● Exercise requirements: Retype the material word for word.

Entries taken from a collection

____________________

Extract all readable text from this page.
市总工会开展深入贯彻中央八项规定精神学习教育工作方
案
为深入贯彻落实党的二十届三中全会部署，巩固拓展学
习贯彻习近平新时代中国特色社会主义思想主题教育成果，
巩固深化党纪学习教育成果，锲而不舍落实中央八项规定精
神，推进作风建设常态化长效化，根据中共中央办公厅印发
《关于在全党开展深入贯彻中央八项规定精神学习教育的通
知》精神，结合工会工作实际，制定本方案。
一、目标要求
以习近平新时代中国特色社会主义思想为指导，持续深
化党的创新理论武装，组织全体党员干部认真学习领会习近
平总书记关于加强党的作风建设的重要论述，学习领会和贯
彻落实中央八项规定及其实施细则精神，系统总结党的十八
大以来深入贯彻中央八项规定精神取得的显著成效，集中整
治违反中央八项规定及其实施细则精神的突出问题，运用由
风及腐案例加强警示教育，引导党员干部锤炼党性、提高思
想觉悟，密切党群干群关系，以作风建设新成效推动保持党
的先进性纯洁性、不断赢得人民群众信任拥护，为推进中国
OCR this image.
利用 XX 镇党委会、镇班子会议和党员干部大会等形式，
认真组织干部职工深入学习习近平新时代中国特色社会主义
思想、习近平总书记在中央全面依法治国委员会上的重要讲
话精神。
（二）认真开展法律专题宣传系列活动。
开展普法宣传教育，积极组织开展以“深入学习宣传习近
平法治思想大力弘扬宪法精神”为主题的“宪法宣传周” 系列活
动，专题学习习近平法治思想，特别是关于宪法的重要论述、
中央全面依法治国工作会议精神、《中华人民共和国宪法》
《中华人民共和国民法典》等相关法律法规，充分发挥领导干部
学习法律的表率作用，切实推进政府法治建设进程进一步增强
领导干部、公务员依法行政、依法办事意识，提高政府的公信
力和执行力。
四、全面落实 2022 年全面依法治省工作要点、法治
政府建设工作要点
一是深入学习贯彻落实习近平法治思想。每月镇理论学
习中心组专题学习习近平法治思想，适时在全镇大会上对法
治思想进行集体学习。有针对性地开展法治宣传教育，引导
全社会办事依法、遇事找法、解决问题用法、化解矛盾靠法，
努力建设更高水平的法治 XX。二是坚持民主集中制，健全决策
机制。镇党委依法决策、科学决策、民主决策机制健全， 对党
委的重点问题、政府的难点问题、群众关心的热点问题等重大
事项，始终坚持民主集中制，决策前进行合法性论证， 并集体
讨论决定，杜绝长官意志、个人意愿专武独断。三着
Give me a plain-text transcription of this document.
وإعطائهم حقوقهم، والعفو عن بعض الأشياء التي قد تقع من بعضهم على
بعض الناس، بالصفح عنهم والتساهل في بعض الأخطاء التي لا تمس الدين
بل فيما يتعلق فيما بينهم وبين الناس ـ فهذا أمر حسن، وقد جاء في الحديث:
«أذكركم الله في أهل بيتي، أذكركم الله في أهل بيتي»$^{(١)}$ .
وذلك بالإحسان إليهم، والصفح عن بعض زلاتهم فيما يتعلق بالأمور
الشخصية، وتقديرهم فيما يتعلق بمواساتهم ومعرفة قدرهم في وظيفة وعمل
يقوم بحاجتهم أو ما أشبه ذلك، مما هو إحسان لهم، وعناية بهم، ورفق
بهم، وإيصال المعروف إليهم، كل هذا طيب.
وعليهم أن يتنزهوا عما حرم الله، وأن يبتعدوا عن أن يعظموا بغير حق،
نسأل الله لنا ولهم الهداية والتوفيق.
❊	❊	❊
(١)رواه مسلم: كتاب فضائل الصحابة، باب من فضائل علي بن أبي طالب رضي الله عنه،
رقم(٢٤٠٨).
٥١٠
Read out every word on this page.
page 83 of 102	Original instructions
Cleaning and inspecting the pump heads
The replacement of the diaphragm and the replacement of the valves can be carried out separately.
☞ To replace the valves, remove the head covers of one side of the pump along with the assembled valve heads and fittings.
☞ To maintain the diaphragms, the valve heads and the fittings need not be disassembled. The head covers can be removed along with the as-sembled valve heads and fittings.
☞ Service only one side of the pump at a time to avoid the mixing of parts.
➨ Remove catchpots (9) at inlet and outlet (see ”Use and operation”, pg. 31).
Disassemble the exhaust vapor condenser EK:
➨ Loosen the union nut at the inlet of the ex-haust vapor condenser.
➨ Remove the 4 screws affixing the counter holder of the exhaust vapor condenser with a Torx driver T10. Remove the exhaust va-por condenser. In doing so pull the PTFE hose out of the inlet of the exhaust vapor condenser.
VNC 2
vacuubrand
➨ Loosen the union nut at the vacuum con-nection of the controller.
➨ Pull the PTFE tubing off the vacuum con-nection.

____________________

● Expected answer:
Extract all readable text from this page.
市总工会开展深入贯彻中央八项规定精神学习教育工作方
案
为深入贯彻落实党的二十届三中全会部署，巩固拓展学
习贯彻习近平新时代中国特色社会主义思想主题教育成果，
巩固深化党纪学习教育成果，锲而不舍落实中央八项规定精
神，推进作风建设常态化长效化，根据中共中央办公厅印发
《关于在全党开展深入贯彻中央八项规定精神学习教育的通
知》精神，结合工会工作实际，制定本方案。
一、目标要求
以习近平新时代中国特色社会主义思想为指导，持续深
化党的创新理论武装，组织全体党员干部认真学习领会习近
平总书记关于加强党的作风建设的重要论述，学习领会和贯
彻落实中央八项规定及其实施细则精神，系统总结党的十八
大以来深入贯彻中央八项规定精神取得的显著成效，集中整
治违反中央八项规定及其实施细则精神的突出问题，运用由
风及腐案例加强警示教育，引导党员干部锤炼党性、提高思
想觉悟，密切党群干群关系，以作风建设新成效推动保持党
的先进性纯洁性、不断赢得人民群众信任拥护，为推进中国
OCR this image.
利用 XX 镇党委会、镇班子会议和党员干部大会等形式，
认真组织干部职工深入学习习近平新时代中国特色社会主义
思想、习近平总书记在中央全面依法治国委员会上的重要讲
话精神。
（二）认真开展法律专题宣传系列活动。
开展普法宣传教育，积极组织开展以“深入学习宣传习近
平法治思想大力弘扬宪法精神”为主题的“宪法宣传周” 系列活
动，专题学习习近平法治思想，特别是关于宪法的重要论述、
中央全面依法治国工作会议精神、《中华人民共和国宪法》
《中华人民共和国民法典》等相关法律法规，充分发挥领导干部
学习法律的表率作用，切实推进政府法治建设进程进一步增强
领导干部、公务员依法行政、依法办事意识，提高政府的公信
力和执行力。
四、全面落实 2022 年全面依法治省工作要点、法治
政府建设工作要点
一是深入学习贯彻落实习近平法治思想。每月镇理论学
习中心组专题学习习近平法治思想，适时在全镇大会上对法
治思想进行集体学习。有针对性地开展法治宣传教育，引导
全社会办事依法、遇事找法、解决问题用法、化解矛盾靠法，
努力建设更高水平的法治 XX。二是坚持民主集中制，健全决策
机制。镇党委依法决策、科学决策、民主决策机制健全， 对党
委的重点问题、政府的难点问题、群众关心的热点问题等重大
事项，始终坚持民主集中制，决策前进行合法性论证， 并集体
讨论决定，杜绝长官意志、个人意愿专武独断。三着
Give me a plain-text transcription of this document.
وإعطائهم حقوقهم، والعفو عن بعض الأشياء التي قد تقع من بعضهم على
بعض الناس، بالصفح عنهم والتساهل في بعض الأخطاء التي لا تمس الدين
بل فيما يتعلق فيما بينهم وبين الناس ـ فهذا أمر حسن، وقد جاء في الحديث:
«أذكركم الله في أهل بيتي، أذكركم الله في أهل بيتي»$^{(١)}$ .
وذلك بالإحسان إليهم، والصفح عن بعض زلاتهم فيما يتعلق بالأمور
الشخصية، وتقديرهم فيما يتعلق بمواساتهم ومعرفة قدرهم في وظيفة وعمل
يقوم بحاجتهم أو ما أشبه ذلك، مما هو إحسان لهم، وعناية بهم، ورفق
بهم، وإيصال المعروف إليهم، كل هذا طيب.
وعليهم أن يتنزهوا عما حرم الله، وأن يبتعدوا عن أن يعظموا بغير حق،
نسأل الله لنا ولهم الهداية والتوفيق.
❊	❊	❊
(١)رواه مسلم: كتاب فضائل الصحابة، باب من فضائل علي بن أبي طالب رضي الله عنه،
رقم(٢٤٠٨).
٥١٠
Read out every word on this page.
page 83 of 102	Original instructions
Cleaning and inspecting the pump heads
The replacement of the diaphragm and the replacement of the valves can be carried out separately.
☞ To replace the valves, remove the head covers of one side of the pump along with the assembled valve heads and fittings.
☞ To maintain the diaphragms, the valve heads and the fittings need not be disassembled. The head covers can be removed along with the as-sembled valve heads and fittings.
☞ Service only one side of the pump at a time to avoid the mixing of parts.
➨ Remove catchpots (9) at inlet and outlet (see ”Use and operation”, pg. 31).
Disassemble the exhaust vapor condenser EK:
➨ Loosen the union nut at the inlet of the ex-haust vapor condenser.
➨ Remove the 4 screws affixing the counter holder of the exhaust vapor condenser with a Torx driver T10. Remove the exhaust va-por condenser. In doing so pull the PTFE hose out of the inlet of the exhaust vapor condenser.
VNC 2
vacuubrand
➨ Loosen the union nut at the vacuum con-nection of the controller.
➨ Pull the PTFE tubing off the vacuum con-nection.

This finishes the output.